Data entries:
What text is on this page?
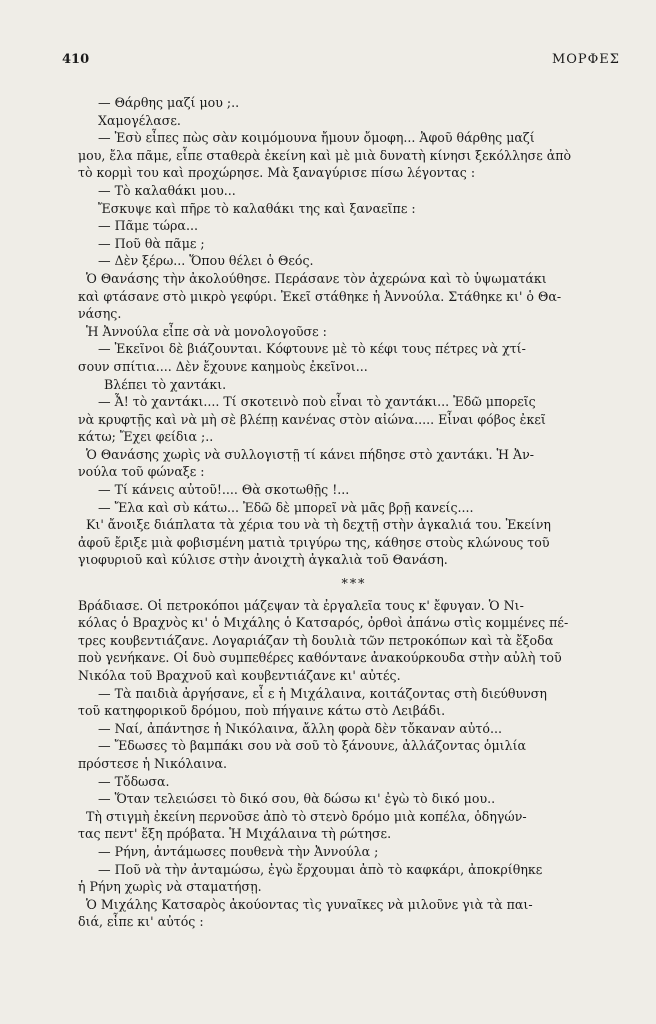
410	ΜΟΡΦΕΣ

— Θάρθης μαζί μου ;..

Χαμογέλασε.

— Ἐσὺ εἶπες πὼς σὰν κοιμόμουνα ἤμουν ὄμοφη... Ἀφοῦ θάρθης μαζί

μου, ἔλα πᾶμε, εἶπε σταθερὰ ἐκείνη καὶ μὲ μιὰ δυνατὴ κίνησι ξεκόλλησε ἀπὸ

τὸ κορμὶ του καὶ προχώρησε. Μὰ ξαναγύρισε πίσω λέγοντας :

— Τὸ καλαθάκι μου...

Ἔσκυψε καὶ πῆρε τὸ καλαθάκι της καὶ ξαναεῖπε :

— Πᾶμε τώρα...

— Ποῦ θὰ πᾶμε ;

— Δὲν ξέρω... Ὅπου θέλει ὁ Θεός.

Ὁ Θανάσης τὴν ἀκολούθησε. Περάσανε τὸν ἀχερώνα καὶ τὸ ὑψωματάκι

καὶ φτάσανε στὸ μικρὸ γεφύρι. Ἐκεῖ στάθηκε ἡ Ἀννούλα. Στάθηκε κι' ὁ Θα-

νάσης.

Ἡ Ἀννούλα εἶπε σὰ νὰ μονολογοῦσε :

— Ἐκεῖνοι δὲ βιάζουνται. Κόφτουνε μὲ τὸ κέφι τους πέτρες νὰ χτί-

σουν σπίτια.... Δὲν ἔχουνε καημοὺς ἐκεῖνοι...

Βλέπει τὸ χαντάκι.

— Ἆ! τὸ χαντάκι.... Τί σκοτεινὸ ποὺ εἶναι τὸ χαντάκι... Ἐδῶ μπορεῖς

νὰ κρυφτῇς καὶ νὰ μὴ σὲ βλέπῃ κανένας στὸν αἰώνα..... Εἶναι φόβος ἐκεῖ

κάτω; Ἔχει φείδια ;..

Ὁ Θανάσης χωρὶς νὰ συλλογιστῇ τί κάνει πήδησε στὸ χαντάκι. Ἡ Ἀν-

νούλα τοῦ φώναξε :

— Τί κάνεις αὐτοῦ!.... Θὰ σκοτωθῇς !...

— Ἔλα καὶ σὺ κάτω... Ἐδῶ δὲ μπορεῖ νὰ μᾶς βρῇ κανείς....

Κι' ἄνοιξε διάπλατα τὰ χέρια του νὰ τὴ δεχτῇ στὴν ἀγκαλιά του. Ἐκείνη

ἀφοῦ ἔριξε μιὰ φοβισμένη ματιὰ τριγύρω της, κάθησε στοὺς κλώνους τοῦ

γιοφυριοῦ καὶ κύλισε στὴν ἀνοιχτὴ ἀγκαλιὰ τοῦ Θανάση.

***

Βράδιασε. Οἱ πετροκόποι μάζεψαν τὰ ἐργαλεῖα τους κ' ἔφυγαν. Ὁ Νι-

κόλας ὁ Βραχνὸς κι' ὁ Μιχάλης ὁ Κατσαρός, ὀρθοὶ ἀπάνω στὶς κομμένες πέ-

τρες κουβεντιάζανε. Λογαριάζαν τὴ δουλιὰ τῶν πετροκόπων καὶ τὰ ἔξοδα

ποὺ γενήκανε. Οἱ δυὸ συμπεθέρες καθόντανε ἀνακούρκουδα στὴν αὐλὴ τοῦ

Νικόλα τοῦ Βραχνοῦ καὶ κουβεντιάζανε κι' αὐτές.

— Τὰ παιδιὰ ἀργήσανε, εἶ ε ἡ Μιχάλαινα, κοιτάζοντας στὴ διεύθυνση

τοῦ κατηφορικοῦ δρόμου, ποὺ πήγαινε κάτω στὸ Λειβάδι.

— Ναί, ἀπάντησε ἡ Νικόλαινα, ἄλλη φορὰ δὲν τὄκαναν αὐτό...

— Ἔδωσες τὸ βαμπάκι σου νὰ σοῦ τὸ ξάνουνε, ἀλλάζοντας ὁμιλία

πρόστεσε ἡ Νικόλαινα.

— Τὄδωσα.

— Ὅταν τελειώσει τὸ δικό σου, θὰ δώσω κι' ἐγὼ τὸ δικό μου..

Τὴ στιγμὴ ἐκείνη περνοῦσε ἀπὸ τὸ στενὸ δρόμο μιὰ κοπέλα, ὁδηγών-

τας πεντ' ἔξη πρόβατα. Ἡ Μιχάλαινα τὴ ρώτησε.

— Ρήνη, ἀντάμωσες πουθενὰ τὴν Ἀννούλα ;

— Ποῦ νὰ τὴν ἀνταμώσω, ἐγὼ ἔρχουμαι ἀπὸ τὸ καφκάρι, ἀποκρίθηκε

ἡ Ρήνη χωρὶς νὰ σταματήσῃ.

Ὁ Μιχάλης Κατσαρὸς ἀκούοντας τὶς γυναῖκες νὰ μιλοῦνε γιὰ τὰ παι-

διά, εἶπε κι' αὐτός :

Task details: Output the records above exactly; leave out the pictures.

Completed exercise:
What text is on this page?
410	ΜΟΡΦΕΣ

— Θάρθης μαζί μου ;..

Χαμογέλασε.

— Ἐσὺ εἶπες πὼς σὰν κοιμόμουνα ἤμουν ὄμοφη... Ἀφοῦ θάρθης μαζί

μου, ἔλα πᾶμε, εἶπε σταθερὰ ἐκείνη καὶ μὲ μιὰ δυνατὴ κίνησι ξεκόλλησε ἀπὸ

τὸ κορμὶ του καὶ προχώρησε. Μὰ ξαναγύρισε πίσω λέγοντας :

— Τὸ καλαθάκι μου...

Ἔσκυψε καὶ πῆρε τὸ καλαθάκι της καὶ ξαναεῖπε :

— Πᾶμε τώρα...

— Ποῦ θὰ πᾶμε ;

— Δὲν ξέρω... Ὅπου θέλει ὁ Θεός.

Ὁ Θανάσης τὴν ἀκολούθησε. Περάσανε τὸν ἀχερώνα καὶ τὸ ὑψωματάκι

καὶ φτάσανε στὸ μικρὸ γεφύρι. Ἐκεῖ στάθηκε ἡ Ἀννούλα. Στάθηκε κι' ὁ Θα-

νάσης.

Ἡ Ἀννούλα εἶπε σὰ νὰ μονολογοῦσε :

— Ἐκεῖνοι δὲ βιάζουνται. Κόφτουνε μὲ τὸ κέφι τους πέτρες νὰ χτί-

σουν σπίτια.... Δὲν ἔχουνε καημοὺς ἐκεῖνοι...

Βλέπει τὸ χαντάκι.

— Ἆ! τὸ χαντάκι.... Τί σκοτεινὸ ποὺ εἶναι τὸ χαντάκι... Ἐδῶ μπορεῖς

νὰ κρυφτῇς καὶ νὰ μὴ σὲ βλέπῃ κανένας στὸν αἰώνα..... Εἶναι φόβος ἐκεῖ

κάτω; Ἔχει φείδια ;..

Ὁ Θανάσης χωρὶς νὰ συλλογιστῇ τί κάνει πήδησε στὸ χαντάκι. Ἡ Ἀν-

νούλα τοῦ φώναξε :

— Τί κάνεις αὐτοῦ!.... Θὰ σκοτωθῇς !...

— Ἔλα καὶ σὺ κάτω... Ἐδῶ δὲ μπορεῖ νὰ μᾶς βρῇ κανείς....

Κι' ἄνοιξε διάπλατα τὰ χέρια του νὰ τὴ δεχτῇ στὴν ἀγκαλιά του. Ἐκείνη

ἀφοῦ ἔριξε μιὰ φοβισμένη ματιὰ τριγύρω της, κάθησε στοὺς κλώνους τοῦ

γιοφυριοῦ καὶ κύλισε στὴν ἀνοιχτὴ ἀγκαλιὰ τοῦ Θανάση.

***

Βράδιασε. Οἱ πετροκόποι μάζεψαν τὰ ἐργαλεῖα τους κ' ἔφυγαν. Ὁ Νι-

κόλας ὁ Βραχνὸς κι' ὁ Μιχάλης ὁ Κατσαρός, ὀρθοὶ ἀπάνω στὶς κομμένες πέ-

τρες κουβεντιάζανε. Λογαριάζαν τὴ δουλιὰ τῶν πετροκόπων καὶ τὰ ἔξοδα

ποὺ γενήκανε. Οἱ δυὸ συμπεθέρες καθόντανε ἀνακούρκουδα στὴν αὐλὴ τοῦ

Νικόλα τοῦ Βραχνοῦ καὶ κουβεντιάζανε κι' αὐτές.

— Τὰ παιδιὰ ἀργήσανε, εἶ ε ἡ Μιχάλαινα, κοιτάζοντας στὴ διεύθυνση

τοῦ κατηφορικοῦ δρόμου, ποὺ πήγαινε κάτω στὸ Λειβάδι.

— Ναί, ἀπάντησε ἡ Νικόλαινα, ἄλλη φορὰ δὲν τὄκαναν αὐτό...

— Ἔδωσες τὸ βαμπάκι σου νὰ σοῦ τὸ ξάνουνε, ἀλλάζοντας ὁμιλία

πρόστεσε ἡ Νικόλαινα.

— Τὄδωσα.

— Ὅταν τελειώσει τὸ δικό σου, θὰ δώσω κι' ἐγὼ τὸ δικό μου..

Τὴ στιγμὴ ἐκείνη περνοῦσε ἀπὸ τὸ στενὸ δρόμο μιὰ κοπέλα, ὁδηγών-

τας πεντ' ἔξη πρόβατα. Ἡ Μιχάλαινα τὴ ρώτησε.

— Ρήνη, ἀντάμωσες πουθενὰ τὴν Ἀννούλα ;

— Ποῦ νὰ τὴν ἀνταμώσω, ἐγὼ ἔρχουμαι ἀπὸ τὸ καφκάρι, ἀποκρίθηκε

ἡ Ρήνη χωρὶς νὰ σταματήσῃ.

Ὁ Μιχάλης Κατσαρὸς ἀκούοντας τὶς γυναῖκες νὰ μιλοῦνε γιὰ τὰ παι-

διά, εἶπε κι' αὐτός :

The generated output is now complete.